左右
出典: フリー百科事典『ウィキペディア(Wikipedia)』 (2024/06/28 03:14 UTC 版)
交通における左右
歩行者
国・地域によって異なる。自動車が普及している国では、車両とは逆の通行区分になっている場合が多い(対面交通)。
日本の道路では歩行者は、歩道・路側帯と車道の区別のない道路に於いては、原則車両とは逆の右側通行である。これは道路交通法第10条第1項に定められている。1900年に発令された道路取締規則、1920年に制定された道路取締令では、歩行者も車両と同じく左側通行であった(これは、武士が左側に帯刀していた為、すれ違う時に鞘が触れ合わないよう、左側を歩いていたからとの説がある)。しかし終戦直後、死亡事故が頻発した為、1949年11月1日に「車両は左側通行、歩行者は右側通行」の対面交通が取り入れられた[6]。しかし、鉄道駅の通路は現在も左側通行の所が多い[7]。また、盲導犬は道路の左側を歩くよう訓練されており、道交法でも左側通行が認められている[8]。

_取り組む課題_. 読解文を「日本の道路では歩行者は、歩道」という語句を含むところから「通行が認められている[8]。」の後まで、一字一句変えずに書き写してください。 資料を参照する必要はない。

_資料抜粋_.

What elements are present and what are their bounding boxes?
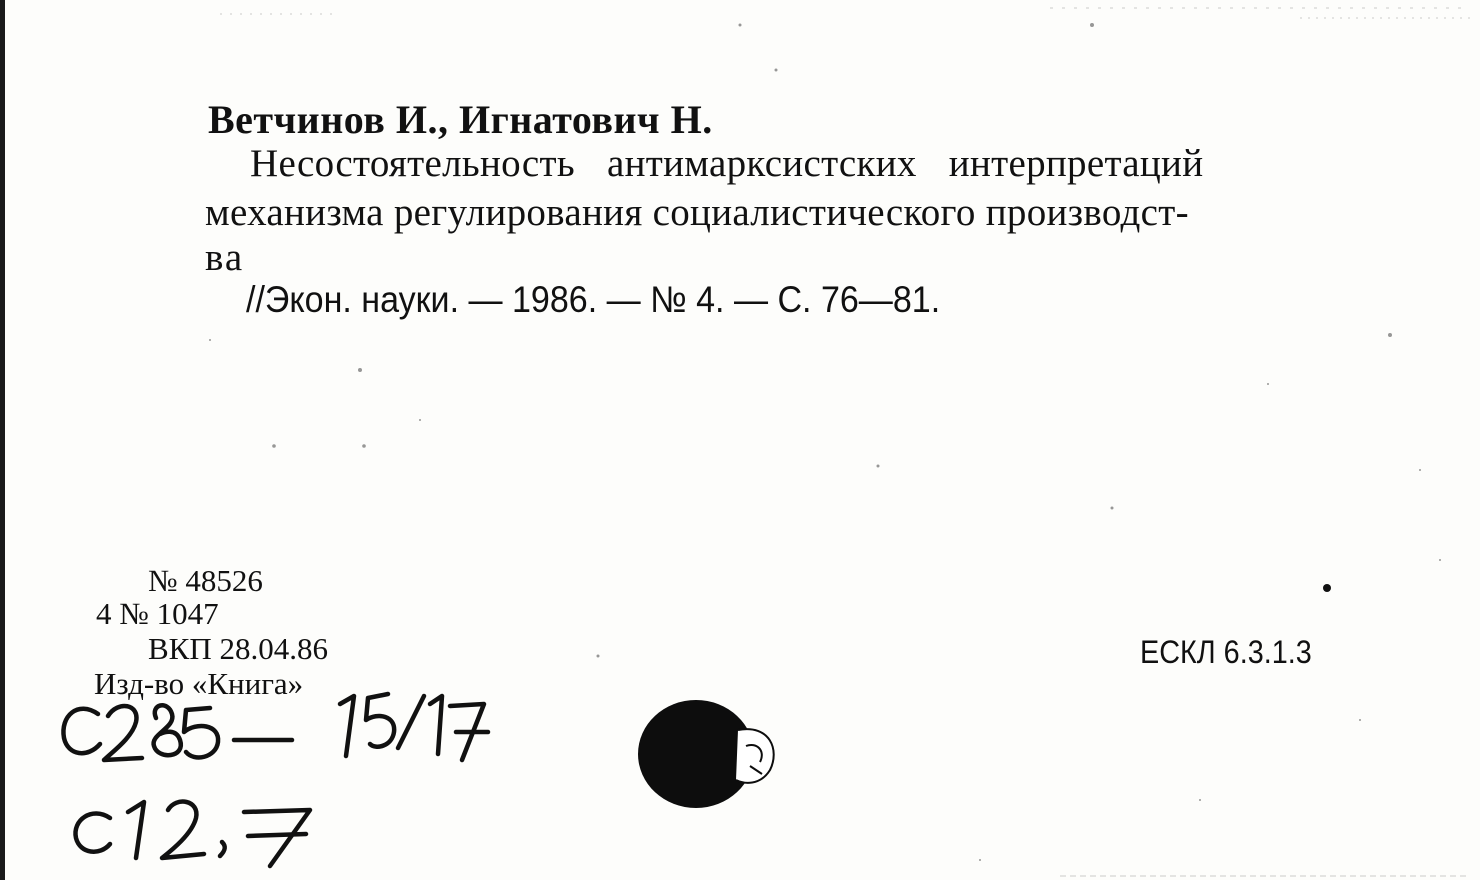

_解答例_.
日本の道路では歩行者は、歩道・路側帯と車道の区別のない道路に於いては、原則車両とは逆の右側通行である。これは道路交通法第10条第1項に定められている。1900年に発令された道路取締規則、1920年に制定された道路取締令では、歩行者も車両と同じく左側通行であった(これは、武士が左側に帯刀していた為、すれ違う時に鞘が触れ合わないよう、左側を歩いていたからとの説がある)。しかし終戦直後、死亡事故が頻発した為、1949年11月1日に「車両は左側通行、歩行者は右側通行」の対面交通が取り入れられた[6]。しかし、鉄道駅の通路は現在も左側通行の所が多い[7]。また、盲導犬は道路の左側を歩くよう訓練されており、道交法でも左側通行が認められている[8]。